TASK DIRECTIONS: Transcribe the entries that follow, word for word.

Data listing:
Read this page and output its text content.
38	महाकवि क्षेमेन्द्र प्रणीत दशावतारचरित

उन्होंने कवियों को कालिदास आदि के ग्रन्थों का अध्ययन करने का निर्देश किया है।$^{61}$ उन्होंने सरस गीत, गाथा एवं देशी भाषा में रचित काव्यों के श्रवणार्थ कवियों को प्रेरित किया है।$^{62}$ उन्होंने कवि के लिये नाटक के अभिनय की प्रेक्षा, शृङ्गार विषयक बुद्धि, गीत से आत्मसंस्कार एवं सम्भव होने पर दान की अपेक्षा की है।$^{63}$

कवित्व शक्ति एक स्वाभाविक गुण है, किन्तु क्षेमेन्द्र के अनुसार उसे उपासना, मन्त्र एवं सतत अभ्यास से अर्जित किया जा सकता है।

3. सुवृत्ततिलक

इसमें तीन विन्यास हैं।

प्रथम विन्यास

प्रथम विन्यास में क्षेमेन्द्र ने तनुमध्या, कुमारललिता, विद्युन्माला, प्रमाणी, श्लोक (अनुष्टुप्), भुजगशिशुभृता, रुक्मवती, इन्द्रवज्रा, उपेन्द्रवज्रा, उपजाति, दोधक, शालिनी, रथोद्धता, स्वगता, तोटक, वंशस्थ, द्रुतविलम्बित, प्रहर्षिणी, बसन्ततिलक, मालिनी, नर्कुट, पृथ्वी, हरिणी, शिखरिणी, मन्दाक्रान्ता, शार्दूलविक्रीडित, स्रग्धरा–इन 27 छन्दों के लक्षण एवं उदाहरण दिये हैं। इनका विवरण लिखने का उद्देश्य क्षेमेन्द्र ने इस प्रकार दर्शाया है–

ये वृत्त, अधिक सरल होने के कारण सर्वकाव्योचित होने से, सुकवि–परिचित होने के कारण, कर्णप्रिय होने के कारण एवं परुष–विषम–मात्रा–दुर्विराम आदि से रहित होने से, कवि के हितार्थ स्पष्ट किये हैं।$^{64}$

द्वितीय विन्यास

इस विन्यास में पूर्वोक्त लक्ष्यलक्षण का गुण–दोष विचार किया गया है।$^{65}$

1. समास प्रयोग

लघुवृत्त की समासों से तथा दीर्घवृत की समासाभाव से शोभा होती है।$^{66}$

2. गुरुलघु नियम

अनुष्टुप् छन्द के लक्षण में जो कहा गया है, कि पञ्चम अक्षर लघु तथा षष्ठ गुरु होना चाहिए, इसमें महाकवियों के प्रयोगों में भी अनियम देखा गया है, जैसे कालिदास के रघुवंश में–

SOLUTION FOR THIS EXERCISE:
Read this page and output its text content.
38	महाकवि क्षेमेन्द्र प्रणीत दशावतारचरित

उन्होंने कवियों को कालिदास आदि के ग्रन्थों का अध्ययन करने का निर्देश किया है।$^{61}$ उन्होंने सरस गीत, गाथा एवं देशी भाषा में रचित काव्यों के श्रवणार्थ कवियों को प्रेरित किया है।$^{62}$ उन्होंने कवि के लिये नाटक के अभिनय की प्रेक्षा, शृङ्गार विषयक बुद्धि, गीत से आत्मसंस्कार एवं सम्भव होने पर दान की अपेक्षा की है।$^{63}$

कवित्व शक्ति एक स्वाभाविक गुण है, किन्तु क्षेमेन्द्र के अनुसार उसे उपासना, मन्त्र एवं सतत अभ्यास से अर्जित किया जा सकता है।

3. सुवृत्ततिलक

इसमें तीन विन्यास हैं।

प्रथम विन्यास

प्रथम विन्यास में क्षेमेन्द्र ने तनुमध्या, कुमारललिता, विद्युन्माला, प्रमाणी, श्लोक (अनुष्टुप्), भुजगशिशुभृता, रुक्मवती, इन्द्रवज्रा, उपेन्द्रवज्रा, उपजाति, दोधक, शालिनी, रथोद्धता, स्वगता, तोटक, वंशस्थ, द्रुतविलम्बित, प्रहर्षिणी, बसन्ततिलक, मालिनी, नर्कुट, पृथ्वी, हरिणी, शिखरिणी, मन्दाक्रान्ता, शार्दूलविक्रीडित, स्रग्धरा–इन 27 छन्दों के लक्षण एवं उदाहरण दिये हैं। इनका विवरण लिखने का उद्देश्य क्षेमेन्द्र ने इस प्रकार दर्शाया है–

ये वृत्त, अधिक सरल होने के कारण सर्वकाव्योचित होने से, सुकवि–परिचित होने के कारण, कर्णप्रिय होने के कारण एवं परुष–विषम–मात्रा–दुर्विराम आदि से रहित होने से, कवि के हितार्थ स्पष्ट किये हैं।$^{64}$

द्वितीय विन्यास

इस विन्यास में पूर्वोक्त लक्ष्यलक्षण का गुण–दोष विचार किया गया है।$^{65}$

1. समास प्रयोग

लघुवृत्त की समासों से तथा दीर्घवृत की समासाभाव से शोभा होती है।$^{66}$

2. गुरुलघु नियम

अनुष्टुप् छन्द के लक्षण में जो कहा गया है, कि पञ्चम अक्षर लघु तथा षष्ठ गुरु होना चाहिए, इसमें महाकवियों के प्रयोगों में भी अनियम देखा गया है, जैसे कालिदास के रघुवंश में–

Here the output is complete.